_Exercise materials_:
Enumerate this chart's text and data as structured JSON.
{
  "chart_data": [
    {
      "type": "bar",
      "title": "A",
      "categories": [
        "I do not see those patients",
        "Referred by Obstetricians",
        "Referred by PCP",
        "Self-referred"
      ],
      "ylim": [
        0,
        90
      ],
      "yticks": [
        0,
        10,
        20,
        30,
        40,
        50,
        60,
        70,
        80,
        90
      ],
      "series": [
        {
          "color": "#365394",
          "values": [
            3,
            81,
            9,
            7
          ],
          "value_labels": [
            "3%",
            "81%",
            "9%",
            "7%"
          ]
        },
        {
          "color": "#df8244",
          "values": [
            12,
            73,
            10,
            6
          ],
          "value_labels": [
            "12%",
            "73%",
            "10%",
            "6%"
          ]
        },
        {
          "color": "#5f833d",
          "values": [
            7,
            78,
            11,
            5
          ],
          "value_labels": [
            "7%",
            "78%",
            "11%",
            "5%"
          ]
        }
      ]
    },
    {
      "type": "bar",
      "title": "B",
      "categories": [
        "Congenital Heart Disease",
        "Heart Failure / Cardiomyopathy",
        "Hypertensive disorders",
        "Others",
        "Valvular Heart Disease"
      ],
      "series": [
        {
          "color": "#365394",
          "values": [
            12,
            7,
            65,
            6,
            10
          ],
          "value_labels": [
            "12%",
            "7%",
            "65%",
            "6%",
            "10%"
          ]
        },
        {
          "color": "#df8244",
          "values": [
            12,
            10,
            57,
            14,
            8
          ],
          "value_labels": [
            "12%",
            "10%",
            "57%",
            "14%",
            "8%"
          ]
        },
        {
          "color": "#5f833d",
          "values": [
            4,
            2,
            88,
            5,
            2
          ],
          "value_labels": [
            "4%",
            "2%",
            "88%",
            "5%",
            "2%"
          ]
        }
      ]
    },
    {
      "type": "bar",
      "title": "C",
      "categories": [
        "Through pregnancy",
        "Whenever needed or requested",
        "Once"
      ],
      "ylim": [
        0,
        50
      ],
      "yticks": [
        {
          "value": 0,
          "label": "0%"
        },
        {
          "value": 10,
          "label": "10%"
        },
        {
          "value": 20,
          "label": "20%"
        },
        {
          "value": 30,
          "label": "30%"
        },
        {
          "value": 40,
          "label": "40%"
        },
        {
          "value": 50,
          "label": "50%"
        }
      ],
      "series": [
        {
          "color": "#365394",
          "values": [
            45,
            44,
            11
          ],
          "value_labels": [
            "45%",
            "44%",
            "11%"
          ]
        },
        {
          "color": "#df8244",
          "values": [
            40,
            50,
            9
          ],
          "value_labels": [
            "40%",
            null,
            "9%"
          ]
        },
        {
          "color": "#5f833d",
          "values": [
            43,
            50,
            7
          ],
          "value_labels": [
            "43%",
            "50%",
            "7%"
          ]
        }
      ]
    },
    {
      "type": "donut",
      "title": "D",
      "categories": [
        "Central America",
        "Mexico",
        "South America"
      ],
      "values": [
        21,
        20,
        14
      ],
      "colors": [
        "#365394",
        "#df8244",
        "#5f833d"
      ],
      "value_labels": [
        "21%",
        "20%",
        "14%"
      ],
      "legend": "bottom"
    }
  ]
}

_Directions_:
For each line above that contains "Disease", make a copy.

_Response_:
        "Congenital Heart Disease",
        "Valvular Heart Disease"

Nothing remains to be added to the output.